Counting only lines that contain the word "Ordered", state the total for the listing below and nothing else.

- Extracted records
============
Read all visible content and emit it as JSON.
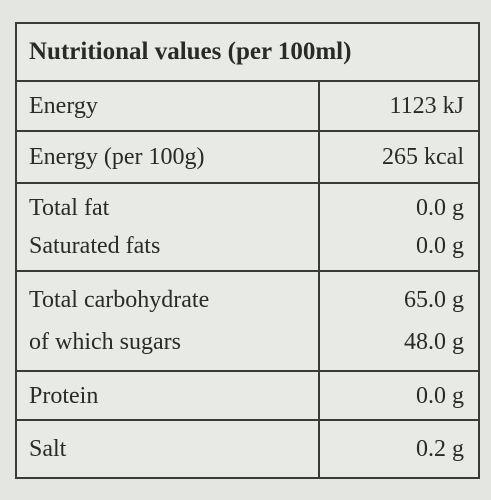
{
  "header": {
    "title": "Nutritional values (per 100ml)"
  },
  "table": {
    "groups": [
      {
        "rows": [
          [
            "Energy",
            "1123 kJ"
          ]
        ]
      },
      {
        "rows": [
          [
            "Energy (per 100g)",
            "265 kcal"
          ]
        ]
      },
      {
        "rows": [
          [
            "Total fat",
            "0.0 g"
          ],
          [
            "Saturated fats",
            "0.0 g"
          ]
        ]
      },
      {
        "rows": [
          [
            "Total carbohydrate",
            "65.0 g"
          ],
          [
            "of which sugars",
            "48.0 g"
          ]
        ]
      },
      {
        "rows": [
          [
            "Protein",
            "0.0 g"
          ]
        ]
      },
      {
        "rows": [
          [
            "Salt",
            "0.2 g"
          ]
        ]
      }
    ]
  }
}
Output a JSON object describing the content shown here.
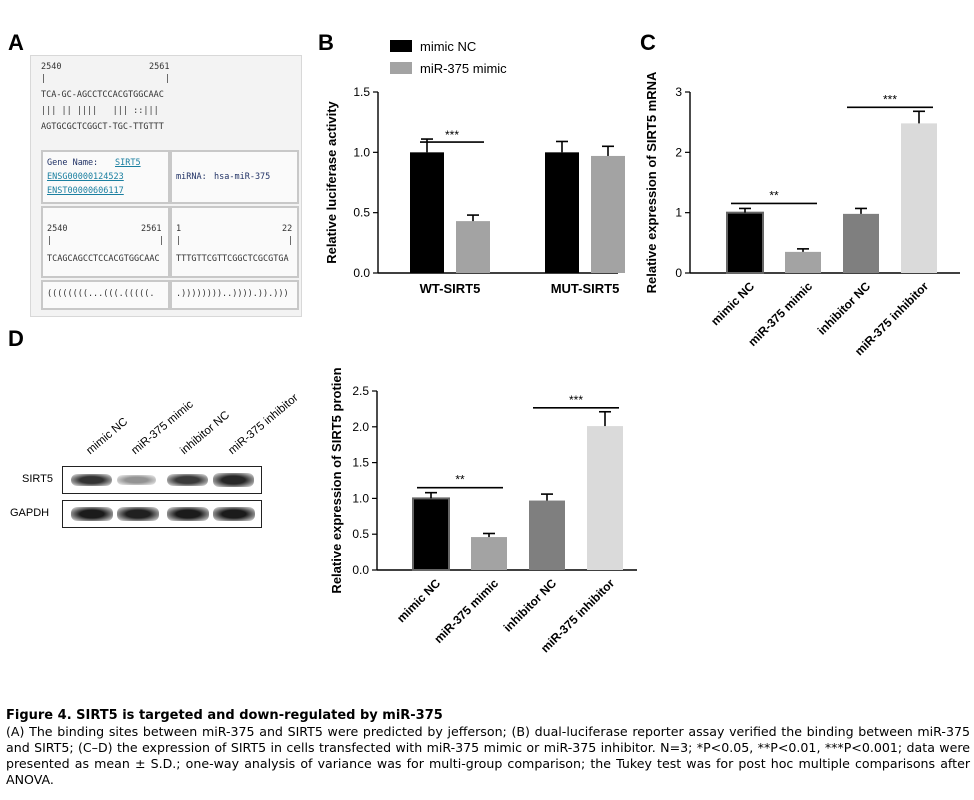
{
  "panel_labels": {
    "a": "A",
    "b": "B",
    "c": "C",
    "d": "D"
  },
  "panelA": {
    "pos1_start": "2540",
    "pos1_end": "2561",
    "seq1": "TCA-GC-AGCCTCCACGTGGCAAC",
    "match1": "||| || ||||   ||| ::|||",
    "seq2": "AGTGCGCTCGGCT-TGC-TTGTTT",
    "gene_name_label": "Gene Name:",
    "gene_name": "SIRT5",
    "ensg": "ENSG00000124523",
    "enst": "ENST00000606117",
    "mirna_label": "miRNA:",
    "mirna": "hsa-miR-375",
    "pos2_start": "2540",
    "pos2_end": "2561",
    "pos3_start": "1",
    "pos3_end": "22",
    "bar": "|",
    "seq3": "TCAGCAGCCTCCACGTGGCAAC",
    "seq4": "TTTGTTCGTTCGGCTCGCGTGA",
    "struct1": "((((((((...(((.(((((.",
    "struct2": ".))))))))..)))).)).)))"
  },
  "chart_data": [
    {
      "id": "B",
      "type": "bar",
      "categories": [
        "WT-SIRT5",
        "MUT-SIRT5"
      ],
      "series": [
        {
          "name": "mimic NC",
          "color": "#000000",
          "values": [
            1.0,
            1.0
          ],
          "errors": [
            0.11,
            0.09
          ]
        },
        {
          "name": "miR-375 mimic",
          "color": "#a3a3a3",
          "values": [
            0.43,
            0.97
          ],
          "errors": [
            0.05,
            0.08
          ]
        }
      ],
      "ylabel": "Relative luciferase activity",
      "ylim": [
        0,
        1.5
      ],
      "yticks": [
        "0.0",
        "0.5",
        "1.0",
        "1.5"
      ],
      "significance": [
        {
          "label": "***",
          "category": "WT-SIRT5"
        }
      ]
    },
    {
      "id": "C",
      "type": "bar",
      "categories": [
        "mimic NC",
        "miR-375 mimic",
        "inhibitor NC",
        "miR-375 inhibitor"
      ],
      "values": [
        1.0,
        0.35,
        0.98,
        2.48
      ],
      "errors": [
        0.07,
        0.05,
        0.09,
        0.2
      ],
      "colors": [
        "#000000",
        "#a3a3a3",
        "#7f7f7f",
        "#dadada"
      ],
      "ylabel": "Relative expression of SIRT5 mRNA",
      "ylim": [
        0,
        3
      ],
      "yticks": [
        "0",
        "1",
        "2",
        "3"
      ],
      "significance": [
        {
          "label": "**",
          "between": [
            0,
            1
          ]
        },
        {
          "label": "***",
          "between": [
            2,
            3
          ]
        }
      ]
    },
    {
      "id": "D",
      "type": "bar",
      "categories": [
        "mimic NC",
        "miR-375 mimic",
        "inhibitor NC",
        "miR-375 inhibitor"
      ],
      "values": [
        1.0,
        0.46,
        0.97,
        2.01
      ],
      "errors": [
        0.08,
        0.05,
        0.09,
        0.2
      ],
      "colors": [
        "#000000",
        "#a3a3a3",
        "#7f7f7f",
        "#dadada"
      ],
      "ylabel": "Relative expression of SIRT5 protien",
      "ylim": [
        0,
        2.5
      ],
      "yticks": [
        "0.0",
        "0.5",
        "1.0",
        "1.5",
        "2.0",
        "2.5"
      ],
      "significance": [
        {
          "label": "**",
          "between": [
            0,
            1
          ]
        },
        {
          "label": "***",
          "between": [
            2,
            3
          ]
        }
      ]
    }
  ],
  "blot": {
    "lanes": [
      "mimic NC",
      "miR-375 mimic",
      "inhibitor NC",
      "miR-375 inhibitor"
    ],
    "rows": [
      {
        "name": "SIRT5",
        "intensity": [
          0.85,
          0.45,
          0.82,
          0.9
        ]
      },
      {
        "name": "GAPDH",
        "intensity": [
          0.95,
          0.93,
          0.95,
          0.95
        ]
      }
    ]
  },
  "caption": {
    "title": "Figure 4. SIRT5 is targeted and down-regulated by miR-375",
    "body": "(A) The binding sites between miR-375 and SIRT5 were predicted by jefferson; (B) dual-luciferase reporter assay verified the binding between miR-375 and SIRT5; (C–D) the expression of SIRT5 in cells transfected with miR-375 mimic or miR-375 inhibitor. N=3; *P<0.05, **P<0.01, ***P<0.001; data were presented as mean ± S.D.; one-way analysis of variance was for multi-group comparison; the Tukey test was for post hoc multiple comparisons after ANOVA."
  }
}
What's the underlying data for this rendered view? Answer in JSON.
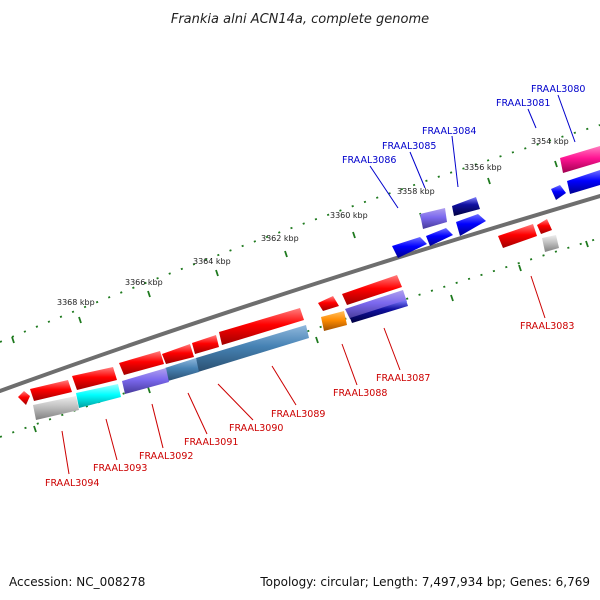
{
  "title": "Frankia alni ACN14a, complete genome",
  "footer": {
    "accession": "Accession: NC_008278",
    "summary": "Topology: circular; Length: 7,497,934 bp; Genes: 6,769"
  },
  "colors": {
    "backbone": "#808080",
    "ticks": "#1f7a1f",
    "forward_label": "#0000cc",
    "reverse_label": "#cc0000"
  },
  "scale_labels": [
    "3354 kbp",
    "3356 kbp",
    "3358 kbp",
    "3360 kbp",
    "3362 kbp",
    "3364 kbp",
    "3366 kbp",
    "3368 kbp"
  ],
  "gene_labels_forward": [
    "FRAAL3080",
    "FRAAL3081",
    "FRAAL3084",
    "FRAAL3085",
    "FRAAL3086"
  ],
  "gene_labels_reverse": [
    "FRAAL3083",
    "FRAAL3087",
    "FRAAL3088",
    "FRAAL3089",
    "FRAAL3090",
    "FRAAL3091",
    "FRAAL3092",
    "FRAAL3093",
    "FRAAL3094"
  ]
}
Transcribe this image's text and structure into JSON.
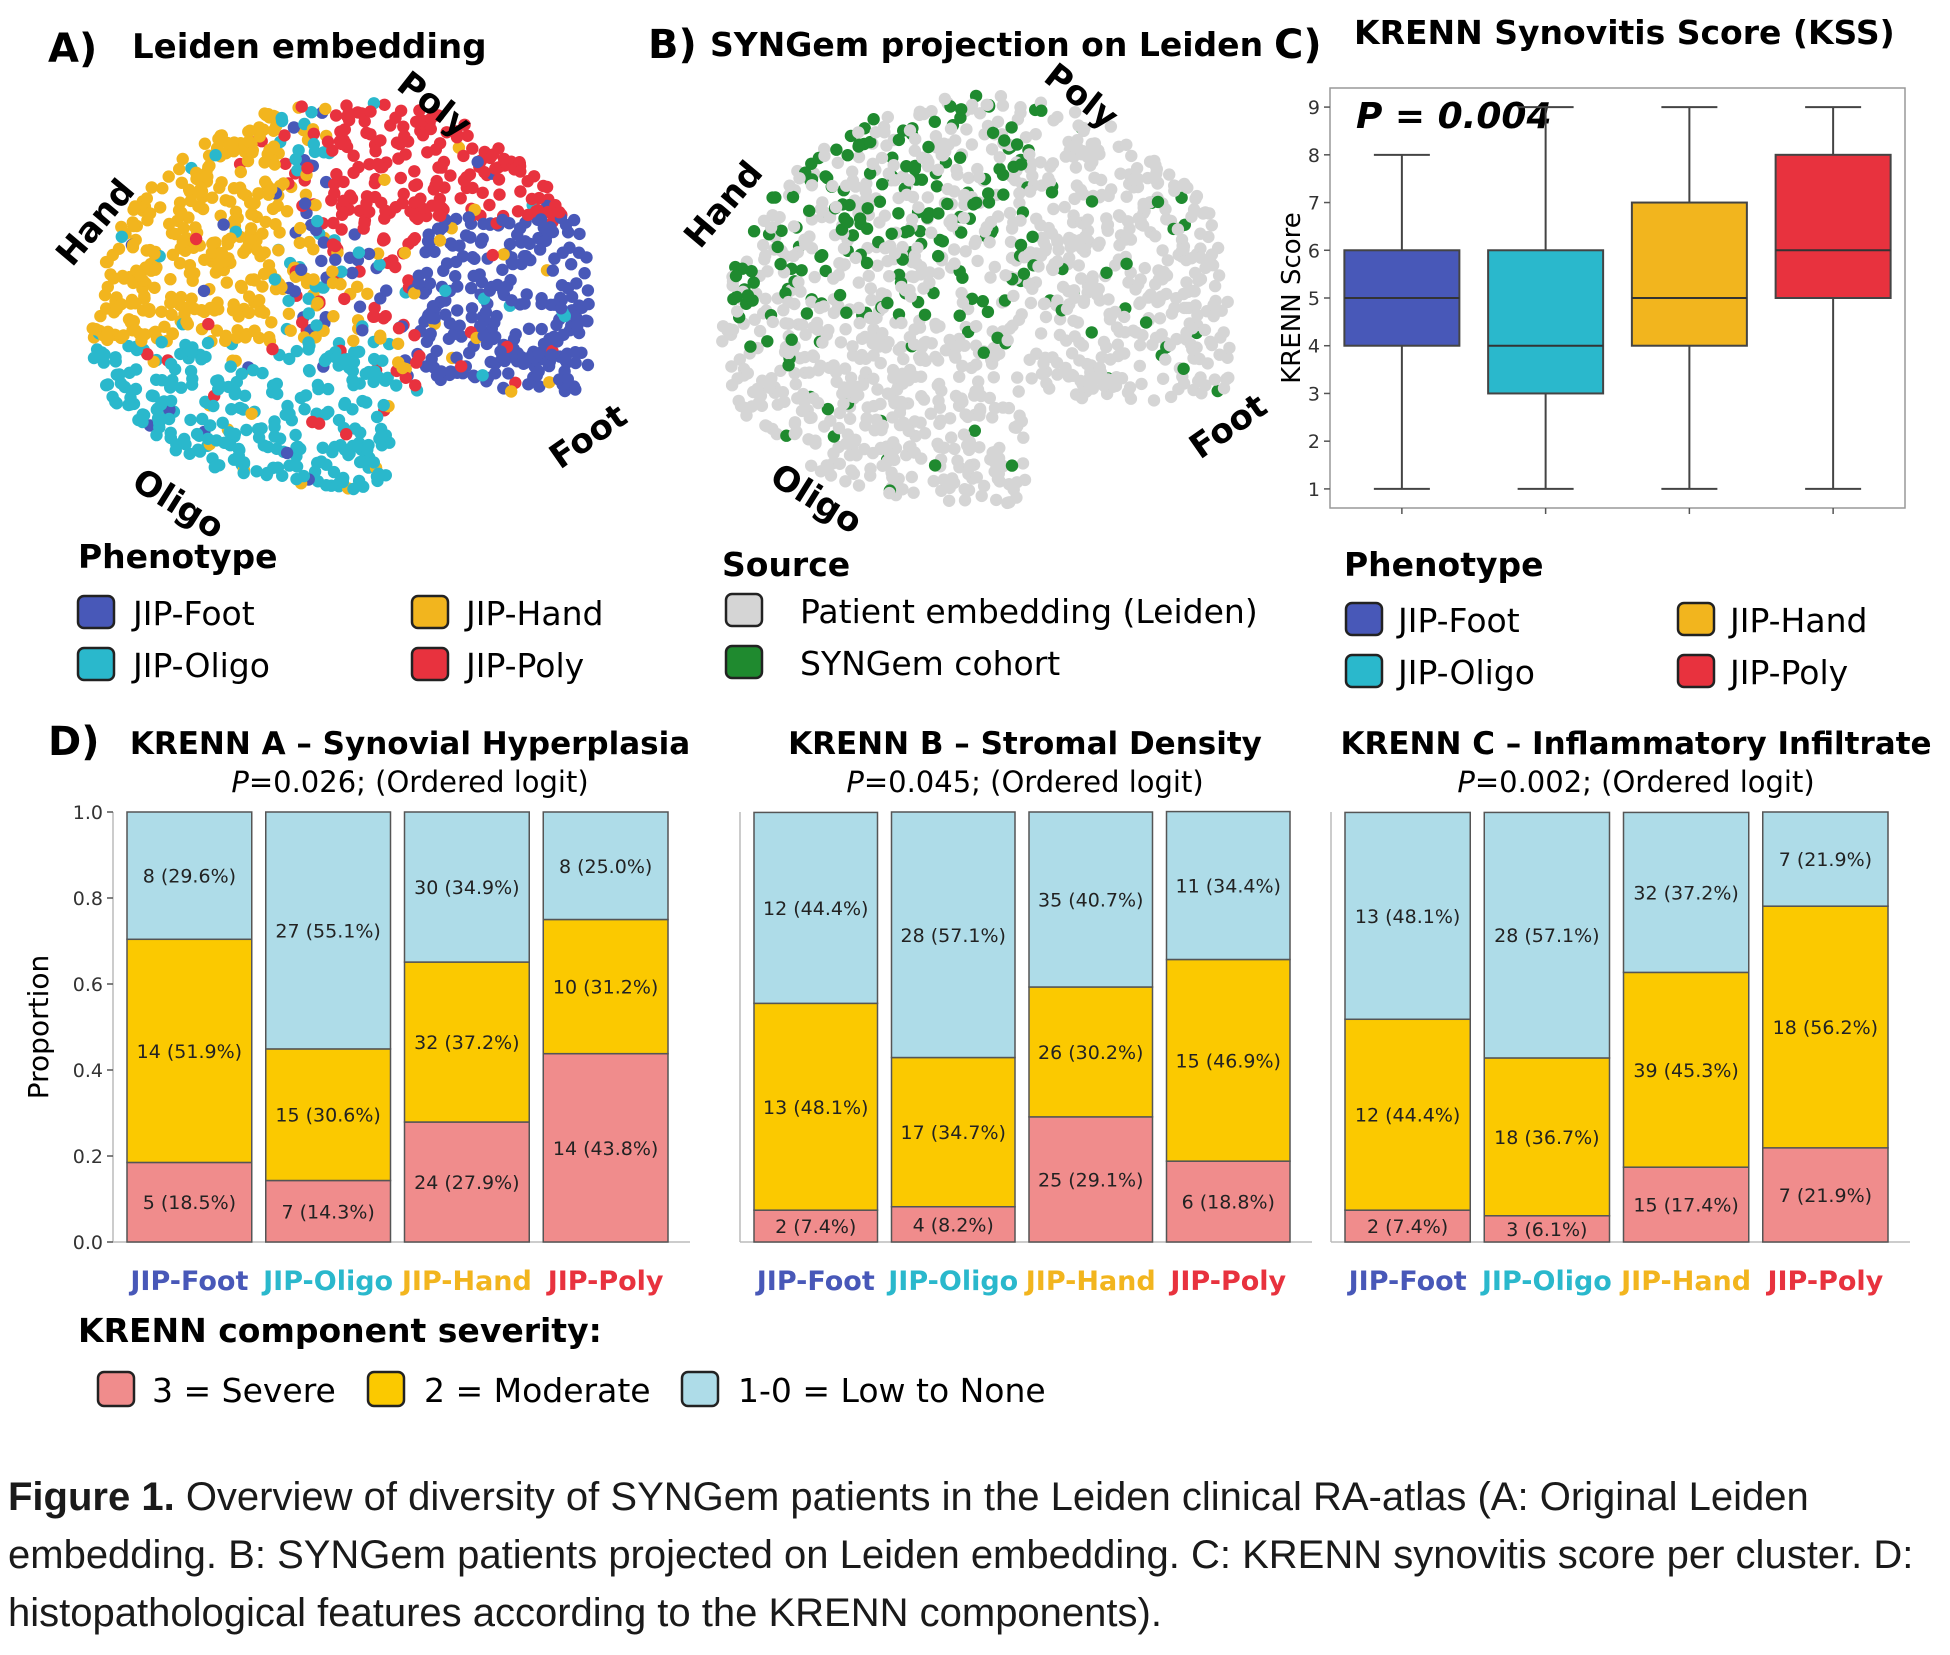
{
  "colors": {
    "JIP-Foot": "#4858b8",
    "JIP-Oligo": "#2ab8cc",
    "JIP-Hand": "#f2b51e",
    "JIP-Poly": "#e8323e",
    "grey": "#d5d5d5",
    "green": "#1f8a2f",
    "severe": "#f08c8c",
    "moderate": "#fbc900",
    "low": "#aedce8"
  },
  "panelA": {
    "letter": "A)",
    "title": "Leiden embedding",
    "cluster_labels": [
      "Hand",
      "Poly",
      "Foot",
      "Oligo"
    ],
    "legend_title": "Phenotype",
    "legend": [
      "JIP-Foot",
      "JIP-Hand",
      "JIP-Oligo",
      "JIP-Poly"
    ]
  },
  "panelB": {
    "letter": "B)",
    "title": "SYNGem projection on Leiden",
    "cluster_labels": [
      "Hand",
      "Poly",
      "Foot",
      "Oligo"
    ],
    "legend_title": "Source",
    "legend": [
      "Patient embedding (Leiden)",
      "SYNGem cohort"
    ]
  },
  "panelC": {
    "letter": "C)",
    "legend_title": "Phenotype",
    "legend": [
      "JIP-Foot",
      "JIP-Hand",
      "JIP-Oligo",
      "JIP-Poly"
    ]
  },
  "panelD": {
    "letter": "D)",
    "legend_title": "KRENN component severity:",
    "legend": [
      "3 = Severe",
      "2 = Moderate",
      "1-0 = Low to None"
    ]
  },
  "chart_data": [
    {
      "type": "scatter",
      "panel": "A",
      "title": "Leiden embedding",
      "series": [
        {
          "name": "JIP-Foot",
          "color": "#4858b8"
        },
        {
          "name": "JIP-Oligo",
          "color": "#2ab8cc"
        },
        {
          "name": "JIP-Hand",
          "color": "#f2b51e"
        },
        {
          "name": "JIP-Poly",
          "color": "#e8323e"
        }
      ],
      "annotations": [
        "Hand",
        "Poly",
        "Foot",
        "Oligo"
      ]
    },
    {
      "type": "scatter",
      "panel": "B",
      "title": "SYNGem projection on Leiden",
      "series": [
        {
          "name": "Patient embedding (Leiden)",
          "color": "#d5d5d5"
        },
        {
          "name": "SYNGem cohort",
          "color": "#1f8a2f"
        }
      ],
      "annotations": [
        "Hand",
        "Poly",
        "Foot",
        "Oligo"
      ]
    },
    {
      "type": "box",
      "panel": "C",
      "title": "KRENN Synovitis Score (KSS)",
      "annotation": "P = 0.004",
      "ylabel": "KRENN Score",
      "ylim": [
        0.6,
        9.4
      ],
      "yticks": [
        1,
        2,
        3,
        4,
        5,
        6,
        7,
        8,
        9
      ],
      "categories": [
        "JIP-Foot",
        "JIP-Oligo",
        "JIP-Hand",
        "JIP-Poly"
      ],
      "boxes": [
        {
          "name": "JIP-Foot",
          "min": 1,
          "q1": 4,
          "median": 5,
          "q3": 6,
          "max": 8
        },
        {
          "name": "JIP-Oligo",
          "min": 1,
          "q1": 3,
          "median": 4,
          "q3": 6,
          "max": 9
        },
        {
          "name": "JIP-Hand",
          "min": 1,
          "q1": 4,
          "median": 5,
          "q3": 7,
          "max": 9
        },
        {
          "name": "JIP-Poly",
          "min": 1,
          "q1": 5,
          "median": 6,
          "q3": 8,
          "max": 9
        }
      ]
    },
    {
      "type": "bar",
      "stacked": true,
      "panel": "D1",
      "title": "KRENN A – Synovial Hyperplasia",
      "subtitle_italic": "P",
      "subtitle_rest": "=0.026; (Ordered logit)",
      "ylabel": "Proportion",
      "ylim": [
        0,
        1
      ],
      "yticks": [
        "0.0",
        "0.2",
        "0.4",
        "0.6",
        "0.8",
        "1.0"
      ],
      "categories": [
        "JIP-Foot",
        "JIP-Oligo",
        "JIP-Hand",
        "JIP-Poly"
      ],
      "series": [
        {
          "name": "3 = Severe",
          "values": [
            0.185,
            0.143,
            0.279,
            0.438
          ],
          "labels": [
            "5 (18.5%)",
            "7 (14.3%)",
            "24 (27.9%)",
            "14 (43.8%)"
          ]
        },
        {
          "name": "2 = Moderate",
          "values": [
            0.519,
            0.306,
            0.372,
            0.312
          ],
          "labels": [
            "14 (51.9%)",
            "15 (30.6%)",
            "32 (37.2%)",
            "10 (31.2%)"
          ]
        },
        {
          "name": "1-0 = Low to None",
          "values": [
            0.296,
            0.551,
            0.349,
            0.25
          ],
          "labels": [
            "8 (29.6%)",
            "27 (55.1%)",
            "30 (34.9%)",
            "8 (25.0%)"
          ]
        }
      ]
    },
    {
      "type": "bar",
      "stacked": true,
      "panel": "D2",
      "title": "KRENN B – Stromal Density",
      "subtitle_italic": "P",
      "subtitle_rest": "=0.045; (Ordered logit)",
      "ylim": [
        0,
        1
      ],
      "categories": [
        "JIP-Foot",
        "JIP-Oligo",
        "JIP-Hand",
        "JIP-Poly"
      ],
      "series": [
        {
          "name": "3 = Severe",
          "values": [
            0.074,
            0.082,
            0.291,
            0.188
          ],
          "labels": [
            "2 (7.4%)",
            "4 (8.2%)",
            "25 (29.1%)",
            "6 (18.8%)"
          ]
        },
        {
          "name": "2 = Moderate",
          "values": [
            0.481,
            0.347,
            0.302,
            0.469
          ],
          "labels": [
            "13 (48.1%)",
            "17 (34.7%)",
            "26 (30.2%)",
            "15 (46.9%)"
          ]
        },
        {
          "name": "1-0 = Low to None",
          "values": [
            0.444,
            0.571,
            0.407,
            0.344
          ],
          "labels": [
            "12 (44.4%)",
            "28 (57.1%)",
            "35 (40.7%)",
            "11 (34.4%)"
          ]
        }
      ]
    },
    {
      "type": "bar",
      "stacked": true,
      "panel": "D3",
      "title": "KRENN C – Inflammatory Infiltrate",
      "subtitle_italic": "P",
      "subtitle_rest": "=0.002; (Ordered logit)",
      "ylim": [
        0,
        1
      ],
      "categories": [
        "JIP-Foot",
        "JIP-Oligo",
        "JIP-Hand",
        "JIP-Poly"
      ],
      "series": [
        {
          "name": "3 = Severe",
          "values": [
            0.074,
            0.061,
            0.174,
            0.219
          ],
          "labels": [
            "2 (7.4%)",
            "3 (6.1%)",
            "15 (17.4%)",
            "7 (21.9%)"
          ]
        },
        {
          "name": "2 = Moderate",
          "values": [
            0.444,
            0.367,
            0.453,
            0.562
          ],
          "labels": [
            "12 (44.4%)",
            "18 (36.7%)",
            "39 (45.3%)",
            "18 (56.2%)"
          ]
        },
        {
          "name": "1-0 = Low to None",
          "values": [
            0.481,
            0.571,
            0.372,
            0.219
          ],
          "labels": [
            "13 (48.1%)",
            "28 (57.1%)",
            "32 (37.2%)",
            "7 (21.9%)"
          ]
        }
      ]
    }
  ],
  "caption": {
    "label": "Figure 1.",
    "text": " Overview of diversity of SYNGem patients in the Leiden clinical RA-atlas (A: Original Leiden embedding. B: SYNGem patients projected on Leiden embedding. C: KRENN synovitis score per cluster. D: histopathological features according to the KRENN components)."
  }
}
============
- Response
3